Provided records:
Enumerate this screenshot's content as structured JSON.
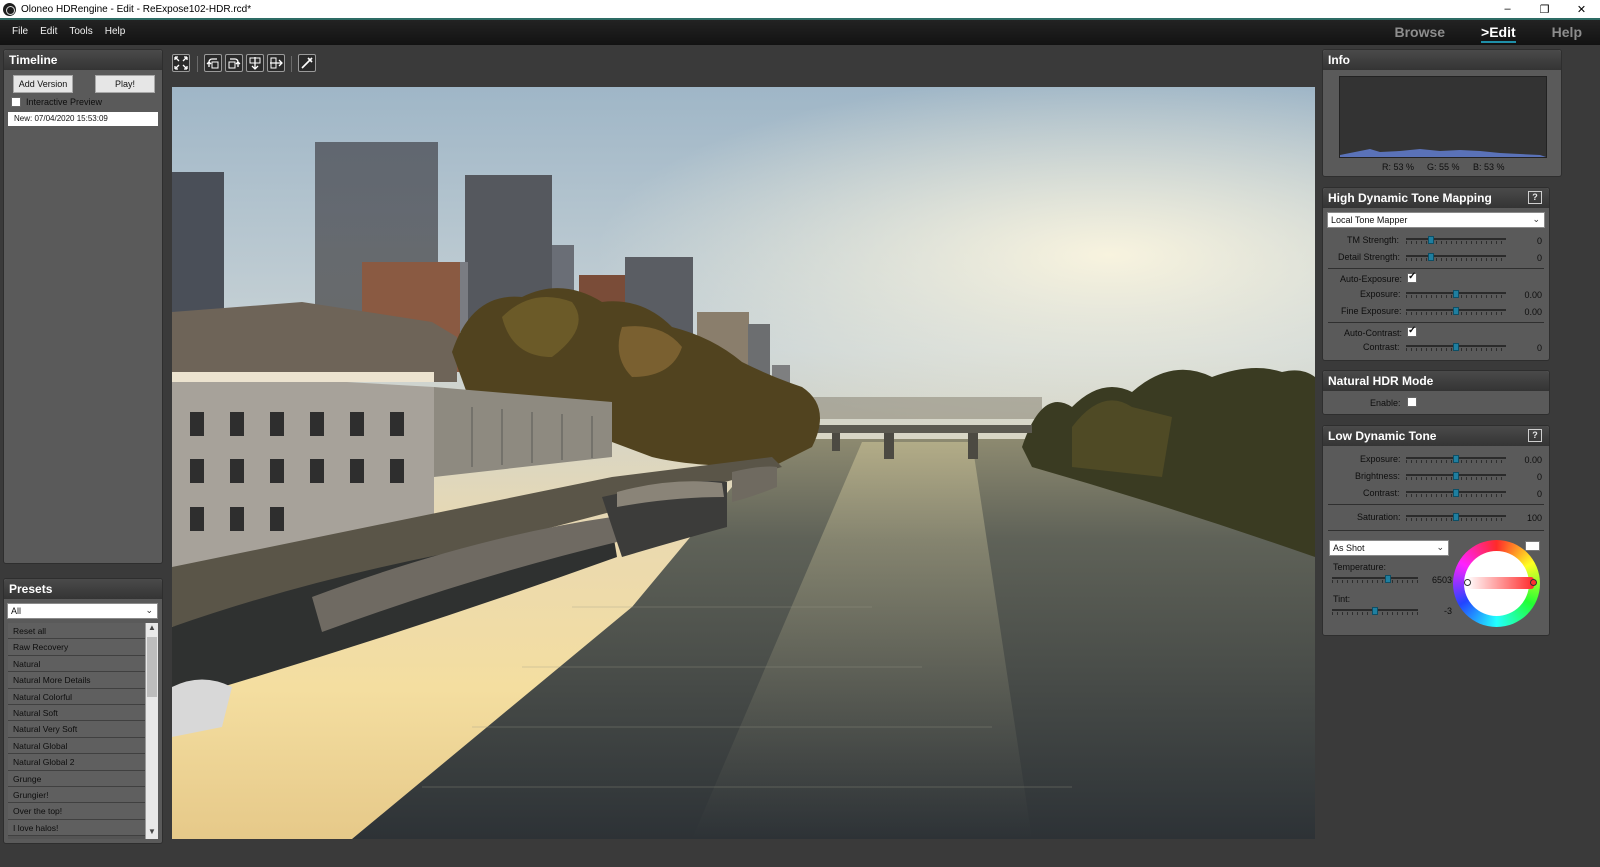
{
  "titlebar": {
    "title": "Oloneo HDRengine - Edit - ReExpose102-HDR.rcd*",
    "min": "–",
    "restore": "❐",
    "close": "✕"
  },
  "menu": [
    "File",
    "Edit",
    "Tools",
    "Help"
  ],
  "mode_tabs": [
    "Browse",
    ">Edit",
    "Help"
  ],
  "timeline": {
    "title": "Timeline",
    "add_version": "Add Version",
    "play": "Play!",
    "interactive_preview": "Interactive Preview",
    "versions": [
      "New: 07/04/2020 15:53:09"
    ]
  },
  "presets": {
    "title": "Presets",
    "filter": "All",
    "items": [
      "Reset all",
      "Raw Recovery",
      "Natural",
      "Natural More Details",
      "Natural Colorful",
      "Natural Soft",
      "Natural Very Soft",
      "Natural Global",
      "Natural Global 2",
      "Grunge",
      "Grungier!",
      "Over the top!",
      "I love halos!"
    ]
  },
  "info": {
    "title": "Info",
    "r": "R: 53 %",
    "g": "G: 55 %",
    "b": "B: 53 %"
  },
  "hdtm": {
    "title": "High Dynamic Tone Mapping",
    "help": "?",
    "mode": "Local Tone Mapper",
    "tm_strength_label": "TM Strength:",
    "tm_strength_value": "0",
    "detail_strength_label": "Detail Strength:",
    "detail_strength_value": "0",
    "auto_exposure_label": "Auto-Exposure:",
    "exposure_label": "Exposure:",
    "exposure_value": "0.00",
    "fine_exposure_label": "Fine Exposure:",
    "fine_exposure_value": "0.00",
    "auto_contrast_label": "Auto-Contrast:",
    "contrast_label": "Contrast:",
    "contrast_value": "0"
  },
  "natural_hdr": {
    "title": "Natural HDR Mode",
    "enable_label": "Enable:"
  },
  "ldt": {
    "title": "Low Dynamic Tone",
    "help": "?",
    "exposure_label": "Exposure:",
    "exposure_value": "0.00",
    "brightness_label": "Brightness:",
    "brightness_value": "0",
    "contrast_label": "Contrast:",
    "contrast_value": "0",
    "saturation_label": "Saturation:",
    "saturation_value": "100",
    "wb_mode": "As Shot",
    "temperature_label": "Temperature:",
    "temperature_value": "6503",
    "tint_label": "Tint:",
    "tint_value": "-3"
  },
  "toolbar_icons": [
    "fit-to-window-icon",
    "rotate-left-icon",
    "rotate-right-icon",
    "flip-vertical-icon",
    "flip-horizontal-icon",
    "color-picker-icon"
  ],
  "colors": {
    "accent": "#1f8fa8",
    "panel_bg": "#5a5a5a",
    "app_bg": "#3a3a3a"
  }
}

Exercise objective:
Count the lines of the material that include the word "Dynamic", then report only the total.

Task result:
2